[BEGIN]
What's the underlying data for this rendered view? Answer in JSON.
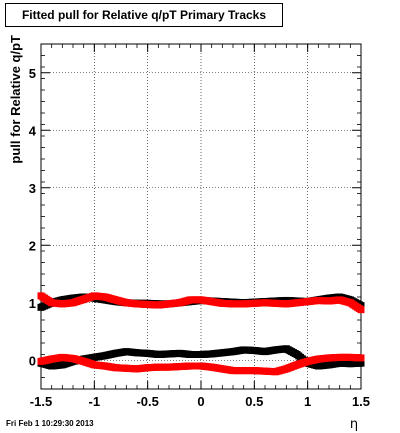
{
  "footer_text": "Fri Feb  1 10:29:30 2013",
  "chart_data": {
    "type": "scatter",
    "title": "Fitted pull for Relative q/pT  Primary Tracks",
    "xlabel": "η",
    "ylabel": "pull for Relative q/pT",
    "xlim": [
      -1.5,
      1.5
    ],
    "ylim": [
      -0.5,
      5.5
    ],
    "xticks": [
      "-1.5",
      "-1",
      "-0.5",
      "0",
      "0.5",
      "1",
      "1.5"
    ],
    "yticks": [
      "0",
      "1",
      "2",
      "3",
      "4",
      "5"
    ],
    "grid": true,
    "legend": "none",
    "colors": {
      "black_series": "#000000",
      "red_series": "#ff0000"
    },
    "x": [
      -1.5,
      -1.4,
      -1.3,
      -1.2,
      -1.1,
      -1.0,
      -0.9,
      -0.8,
      -0.7,
      -0.6,
      -0.5,
      -0.4,
      -0.3,
      -0.2,
      -0.1,
      0.0,
      0.1,
      0.2,
      0.3,
      0.4,
      0.5,
      0.6,
      0.7,
      0.8,
      0.9,
      1.0,
      1.1,
      1.2,
      1.3,
      1.4,
      1.5
    ],
    "series": [
      {
        "color": "#000000",
        "values": [
          0.92,
          1.0,
          1.05,
          1.08,
          1.1,
          1.08,
          1.05,
          1.02,
          1.0,
          0.99,
          0.99,
          0.98,
          0.98,
          1.0,
          1.02,
          1.04,
          1.03,
          1.02,
          1.01,
          1.0,
          1.01,
          1.02,
          1.03,
          1.04,
          1.03,
          1.02,
          1.05,
          1.08,
          1.1,
          1.05,
          0.95
        ]
      },
      {
        "color": "#000000",
        "values": [
          -0.05,
          -0.1,
          -0.08,
          -0.02,
          0.02,
          0.05,
          0.08,
          0.12,
          0.15,
          0.13,
          0.12,
          0.1,
          0.11,
          0.12,
          0.1,
          0.1,
          0.11,
          0.13,
          0.15,
          0.18,
          0.17,
          0.15,
          0.18,
          0.2,
          0.1,
          -0.05,
          -0.1,
          -0.08,
          -0.05,
          -0.06,
          -0.05
        ]
      },
      {
        "color": "#ff0000",
        "values": [
          1.12,
          1.0,
          0.98,
          1.0,
          1.06,
          1.12,
          1.1,
          1.05,
          1.0,
          0.98,
          0.97,
          0.96,
          0.98,
          1.0,
          1.05,
          1.05,
          1.02,
          0.99,
          0.98,
          0.98,
          0.99,
          1.0,
          0.99,
          0.98,
          1.0,
          1.02,
          1.04,
          1.03,
          1.05,
          1.0,
          0.88
        ]
      },
      {
        "color": "#ff0000",
        "values": [
          -0.02,
          0.02,
          0.05,
          0.03,
          -0.02,
          -0.08,
          -0.1,
          -0.13,
          -0.14,
          -0.15,
          -0.13,
          -0.12,
          -0.12,
          -0.11,
          -0.1,
          -0.1,
          -0.12,
          -0.15,
          -0.18,
          -0.18,
          -0.18,
          -0.19,
          -0.2,
          -0.15,
          -0.08,
          -0.02,
          0.02,
          0.04,
          0.05,
          0.05,
          0.04
        ]
      }
    ]
  }
}
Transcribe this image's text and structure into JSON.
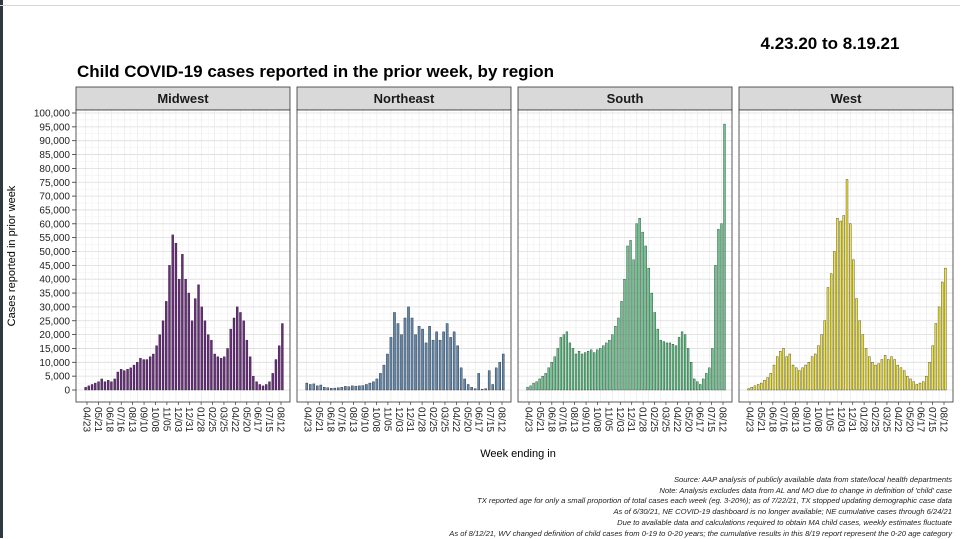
{
  "header": {
    "date_range": "4.23.20 to 8.19.21",
    "title": "Child COVID-19 cases reported in the prior week, by region"
  },
  "notes": [
    "Source: AAP analysis of publicly available data from state/local health departments",
    "Note: Analysis excludes data from AL and MO due to change in definition of 'child' case",
    "TX reported age for only a small proportion of total cases each week (eg. 3-20%); as of 7/22/21, TX stopped updating demographic case data",
    "As of 6/30/21, NE COVID-19 dashboard is no longer available; NE cumulative cases through 6/24/21",
    "Due to available data and calculations required to obtain MA child cases, weekly estimates fluctuate",
    "As of 8/12/21, WV changed definition of child cases from 0-19 to 0-20 years; the cumulative results in this 8/19 report represent the 0-20 age category"
  ],
  "chart_data": {
    "type": "bar",
    "title": "Child COVID-19 cases reported in the prior week, by region",
    "xlabel": "Week ending in",
    "ylabel": "Cases reported in prior week",
    "ylim": [
      0,
      100000
    ],
    "yticks": [
      0,
      5000,
      10000,
      15000,
      20000,
      25000,
      30000,
      35000,
      40000,
      45000,
      50000,
      55000,
      60000,
      65000,
      70000,
      75000,
      80000,
      85000,
      90000,
      95000,
      100000
    ],
    "ytick_labels": [
      "0",
      "5,000",
      "10,000",
      "15,000",
      "20,000",
      "25,000",
      "30,000",
      "35,000",
      "40,000",
      "45,000",
      "50,000",
      "55,000",
      "60,000",
      "65,000",
      "70,000",
      "75,000",
      "80,000",
      "85,000",
      "90,000",
      "95,000",
      "100,000"
    ],
    "xtick_labels": [
      "04/23",
      "05/21",
      "06/18",
      "07/16",
      "08/13",
      "09/10",
      "10/08",
      "11/05",
      "12/03",
      "12/31",
      "01/28",
      "02/25",
      "03/25",
      "04/22",
      "05/20",
      "06/17",
      "07/15",
      "08/12"
    ],
    "grid": true,
    "facets": [
      {
        "name": "Midwest",
        "color": "#6b2a80",
        "values": [
          1000,
          1500,
          2000,
          2500,
          3000,
          4000,
          3000,
          3500,
          3000,
          4000,
          6500,
          7500,
          7000,
          7500,
          8000,
          9000,
          10000,
          11500,
          11000,
          11000,
          12000,
          13000,
          16000,
          20000,
          25000,
          32000,
          45000,
          56000,
          53000,
          40000,
          49000,
          40000,
          35000,
          25000,
          33000,
          38000,
          30000,
          25000,
          20000,
          18000,
          13000,
          12000,
          11500,
          12000,
          15000,
          22000,
          26000,
          30000,
          28000,
          25000,
          18000,
          12000,
          5000,
          3000,
          2000,
          1500,
          2000,
          3000,
          6000,
          11000,
          16000,
          24000
        ]
      },
      {
        "name": "Northeast",
        "color": "#5f86ac",
        "values": [
          2500,
          2000,
          2200,
          1500,
          1800,
          1000,
          800,
          600,
          700,
          800,
          1000,
          1300,
          1200,
          1500,
          1400,
          1500,
          1600,
          2000,
          2500,
          3000,
          4000,
          6000,
          9000,
          13000,
          19000,
          28000,
          24000,
          20000,
          26000,
          30000,
          26000,
          20000,
          23000,
          22000,
          17000,
          23000,
          18000,
          21000,
          18000,
          21000,
          24000,
          19000,
          21000,
          16000,
          8000,
          4000,
          2000,
          1000,
          500,
          6000,
          300,
          500,
          7000,
          2000,
          8000,
          10000,
          13000
        ]
      },
      {
        "name": "South",
        "color": "#62c98a",
        "values": [
          1000,
          1500,
          2500,
          3000,
          4000,
          5000,
          6000,
          8000,
          10000,
          12000,
          15000,
          19000,
          20000,
          21000,
          17000,
          15000,
          13000,
          14000,
          13000,
          13500,
          14000,
          14500,
          13500,
          14500,
          15000,
          16000,
          17000,
          18000,
          20000,
          23000,
          26000,
          32000,
          40000,
          52000,
          54000,
          47000,
          60000,
          62000,
          57000,
          52000,
          44000,
          35000,
          28000,
          22000,
          18000,
          17500,
          17000,
          17000,
          16500,
          16000,
          19000,
          21000,
          20000,
          15000,
          10000,
          4000,
          3000,
          2000,
          4000,
          6000,
          8000,
          15000,
          45000,
          58000,
          60000,
          96000
        ]
      },
      {
        "name": "West",
        "color": "#f1e438",
        "values": [
          500,
          1000,
          1500,
          2000,
          2500,
          3500,
          4500,
          6000,
          9000,
          12000,
          14000,
          15000,
          12000,
          13000,
          9000,
          8000,
          7000,
          8000,
          9000,
          10000,
          12000,
          13000,
          16000,
          20000,
          25000,
          37000,
          42000,
          50000,
          62000,
          61000,
          63000,
          76000,
          60000,
          47000,
          33000,
          25000,
          20000,
          15000,
          12000,
          10000,
          9000,
          9500,
          11000,
          12500,
          11000,
          12000,
          11000,
          9000,
          8000,
          7000,
          5000,
          4000,
          3000,
          2000,
          2500,
          3000,
          5000,
          10000,
          16000,
          24000,
          30000,
          39000,
          44000
        ]
      }
    ]
  }
}
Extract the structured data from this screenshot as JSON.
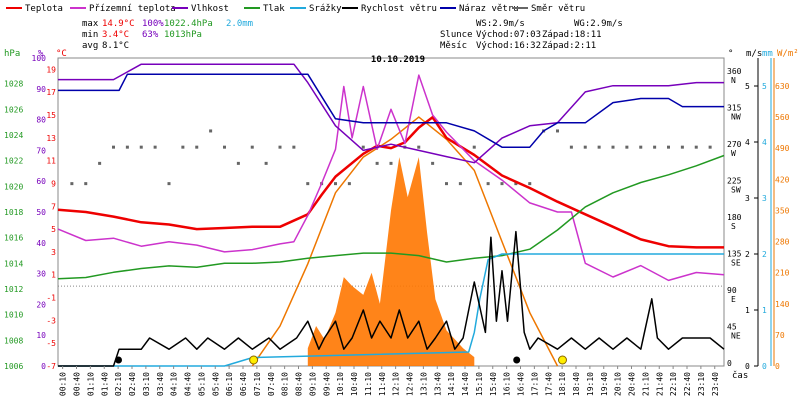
[END]
Of the lines above, copy each that contains "JSON".

What's the underlying data for this rendered view? Answer in JSON.
Transcribe this image's text and structure into JSON.
Extract the structured data from this screenshot as JSON.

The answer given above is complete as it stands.